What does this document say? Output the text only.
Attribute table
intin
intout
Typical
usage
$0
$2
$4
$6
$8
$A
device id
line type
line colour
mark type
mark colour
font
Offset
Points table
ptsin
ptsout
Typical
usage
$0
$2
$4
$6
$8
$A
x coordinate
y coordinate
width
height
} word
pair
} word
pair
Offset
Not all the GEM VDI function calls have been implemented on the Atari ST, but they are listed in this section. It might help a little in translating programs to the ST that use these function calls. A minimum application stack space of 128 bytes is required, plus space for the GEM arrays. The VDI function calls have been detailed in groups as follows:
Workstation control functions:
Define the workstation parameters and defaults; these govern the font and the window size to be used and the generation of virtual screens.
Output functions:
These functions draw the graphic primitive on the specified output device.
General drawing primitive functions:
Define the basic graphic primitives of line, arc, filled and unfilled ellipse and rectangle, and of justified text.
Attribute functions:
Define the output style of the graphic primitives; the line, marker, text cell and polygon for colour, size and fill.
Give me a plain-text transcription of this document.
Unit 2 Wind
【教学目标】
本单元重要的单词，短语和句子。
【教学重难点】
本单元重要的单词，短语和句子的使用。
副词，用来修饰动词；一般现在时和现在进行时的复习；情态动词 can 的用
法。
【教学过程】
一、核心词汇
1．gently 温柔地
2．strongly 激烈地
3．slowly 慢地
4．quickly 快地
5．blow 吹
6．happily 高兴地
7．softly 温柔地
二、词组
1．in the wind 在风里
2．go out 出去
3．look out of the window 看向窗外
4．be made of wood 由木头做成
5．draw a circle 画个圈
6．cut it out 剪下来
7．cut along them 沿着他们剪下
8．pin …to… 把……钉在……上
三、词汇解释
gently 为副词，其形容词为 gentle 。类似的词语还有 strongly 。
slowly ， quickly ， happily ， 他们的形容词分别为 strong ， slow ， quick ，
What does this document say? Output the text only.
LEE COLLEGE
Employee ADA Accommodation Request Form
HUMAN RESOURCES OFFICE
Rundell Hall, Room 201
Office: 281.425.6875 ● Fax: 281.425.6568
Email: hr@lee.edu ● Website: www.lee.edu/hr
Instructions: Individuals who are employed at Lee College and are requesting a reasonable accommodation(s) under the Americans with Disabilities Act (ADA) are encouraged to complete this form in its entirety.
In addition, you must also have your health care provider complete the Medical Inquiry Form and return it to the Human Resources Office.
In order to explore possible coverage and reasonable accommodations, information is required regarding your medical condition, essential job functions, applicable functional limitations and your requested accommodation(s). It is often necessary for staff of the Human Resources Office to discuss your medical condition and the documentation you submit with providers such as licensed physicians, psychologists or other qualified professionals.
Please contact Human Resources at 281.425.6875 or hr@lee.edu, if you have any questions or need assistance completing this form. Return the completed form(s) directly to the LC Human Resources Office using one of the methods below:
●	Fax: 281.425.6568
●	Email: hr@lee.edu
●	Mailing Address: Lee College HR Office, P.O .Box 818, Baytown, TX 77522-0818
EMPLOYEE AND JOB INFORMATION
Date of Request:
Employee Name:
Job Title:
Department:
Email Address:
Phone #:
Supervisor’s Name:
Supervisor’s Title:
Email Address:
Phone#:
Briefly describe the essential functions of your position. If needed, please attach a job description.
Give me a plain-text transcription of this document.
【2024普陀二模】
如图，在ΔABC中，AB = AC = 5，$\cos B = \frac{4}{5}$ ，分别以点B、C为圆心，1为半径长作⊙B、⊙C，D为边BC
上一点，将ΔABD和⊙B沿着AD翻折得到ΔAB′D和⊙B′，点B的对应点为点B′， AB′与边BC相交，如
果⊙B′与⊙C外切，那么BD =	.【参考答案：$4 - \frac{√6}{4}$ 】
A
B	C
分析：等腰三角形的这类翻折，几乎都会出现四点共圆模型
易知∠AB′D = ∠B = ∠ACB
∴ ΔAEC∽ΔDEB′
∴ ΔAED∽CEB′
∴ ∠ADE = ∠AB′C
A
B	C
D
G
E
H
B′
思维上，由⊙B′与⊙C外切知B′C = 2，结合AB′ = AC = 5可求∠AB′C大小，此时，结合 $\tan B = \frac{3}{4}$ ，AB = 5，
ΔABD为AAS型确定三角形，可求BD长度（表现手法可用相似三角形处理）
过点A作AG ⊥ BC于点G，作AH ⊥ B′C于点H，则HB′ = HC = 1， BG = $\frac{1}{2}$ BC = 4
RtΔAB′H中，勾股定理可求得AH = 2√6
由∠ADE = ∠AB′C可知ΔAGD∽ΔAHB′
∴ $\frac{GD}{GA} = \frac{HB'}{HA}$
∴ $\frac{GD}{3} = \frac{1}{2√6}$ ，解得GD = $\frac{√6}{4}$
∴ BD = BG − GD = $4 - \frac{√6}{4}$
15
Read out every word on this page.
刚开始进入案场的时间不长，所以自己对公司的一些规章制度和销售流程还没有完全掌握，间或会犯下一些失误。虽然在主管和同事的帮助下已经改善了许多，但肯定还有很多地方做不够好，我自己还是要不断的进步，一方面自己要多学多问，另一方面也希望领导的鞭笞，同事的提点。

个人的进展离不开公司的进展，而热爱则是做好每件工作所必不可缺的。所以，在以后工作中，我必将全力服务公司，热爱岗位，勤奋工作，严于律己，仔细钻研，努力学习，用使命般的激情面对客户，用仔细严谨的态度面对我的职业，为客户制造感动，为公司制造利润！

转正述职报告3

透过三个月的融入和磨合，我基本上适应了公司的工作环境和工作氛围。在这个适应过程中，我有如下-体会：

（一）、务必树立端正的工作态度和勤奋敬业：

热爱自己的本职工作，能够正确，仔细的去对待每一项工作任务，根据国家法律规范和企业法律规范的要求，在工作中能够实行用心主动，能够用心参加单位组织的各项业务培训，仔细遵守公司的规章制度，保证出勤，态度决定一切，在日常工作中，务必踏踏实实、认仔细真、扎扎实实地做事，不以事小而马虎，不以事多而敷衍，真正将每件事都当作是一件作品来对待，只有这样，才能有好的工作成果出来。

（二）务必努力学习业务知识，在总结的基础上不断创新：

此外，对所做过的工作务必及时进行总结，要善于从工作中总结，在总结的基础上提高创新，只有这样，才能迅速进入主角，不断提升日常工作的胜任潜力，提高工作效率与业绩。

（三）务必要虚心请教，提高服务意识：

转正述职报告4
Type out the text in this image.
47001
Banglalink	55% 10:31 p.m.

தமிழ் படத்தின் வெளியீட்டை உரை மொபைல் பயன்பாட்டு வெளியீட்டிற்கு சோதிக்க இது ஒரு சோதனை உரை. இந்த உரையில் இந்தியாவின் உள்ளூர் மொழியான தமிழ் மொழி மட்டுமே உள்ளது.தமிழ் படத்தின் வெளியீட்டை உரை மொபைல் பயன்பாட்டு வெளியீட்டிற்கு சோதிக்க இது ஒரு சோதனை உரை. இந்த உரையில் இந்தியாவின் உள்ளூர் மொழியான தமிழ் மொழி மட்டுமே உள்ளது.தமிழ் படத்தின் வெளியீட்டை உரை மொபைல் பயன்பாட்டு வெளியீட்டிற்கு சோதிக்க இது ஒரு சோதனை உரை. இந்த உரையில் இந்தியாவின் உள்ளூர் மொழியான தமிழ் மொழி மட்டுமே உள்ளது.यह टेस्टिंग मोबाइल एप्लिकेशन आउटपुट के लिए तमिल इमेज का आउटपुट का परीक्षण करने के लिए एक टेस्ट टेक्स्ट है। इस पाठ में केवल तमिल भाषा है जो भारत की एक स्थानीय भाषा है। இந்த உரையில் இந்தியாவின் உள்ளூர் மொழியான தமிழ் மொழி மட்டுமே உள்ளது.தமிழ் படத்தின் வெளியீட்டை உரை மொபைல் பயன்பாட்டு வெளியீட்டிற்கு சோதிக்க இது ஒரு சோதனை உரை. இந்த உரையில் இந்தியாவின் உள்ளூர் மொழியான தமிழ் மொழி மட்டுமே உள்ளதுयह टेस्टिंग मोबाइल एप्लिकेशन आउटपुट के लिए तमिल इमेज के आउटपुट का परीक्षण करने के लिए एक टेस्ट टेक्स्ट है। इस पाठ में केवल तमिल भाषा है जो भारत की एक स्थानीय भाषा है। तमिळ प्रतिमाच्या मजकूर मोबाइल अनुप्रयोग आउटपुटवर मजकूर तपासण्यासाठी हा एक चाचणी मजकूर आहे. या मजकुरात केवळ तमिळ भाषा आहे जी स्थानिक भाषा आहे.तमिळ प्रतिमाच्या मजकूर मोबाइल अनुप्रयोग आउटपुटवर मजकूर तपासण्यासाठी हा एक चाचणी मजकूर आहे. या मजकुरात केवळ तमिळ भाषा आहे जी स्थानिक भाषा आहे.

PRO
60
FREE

● ● ●

Find every line holding the word "colour"; give their count and nothing else.

3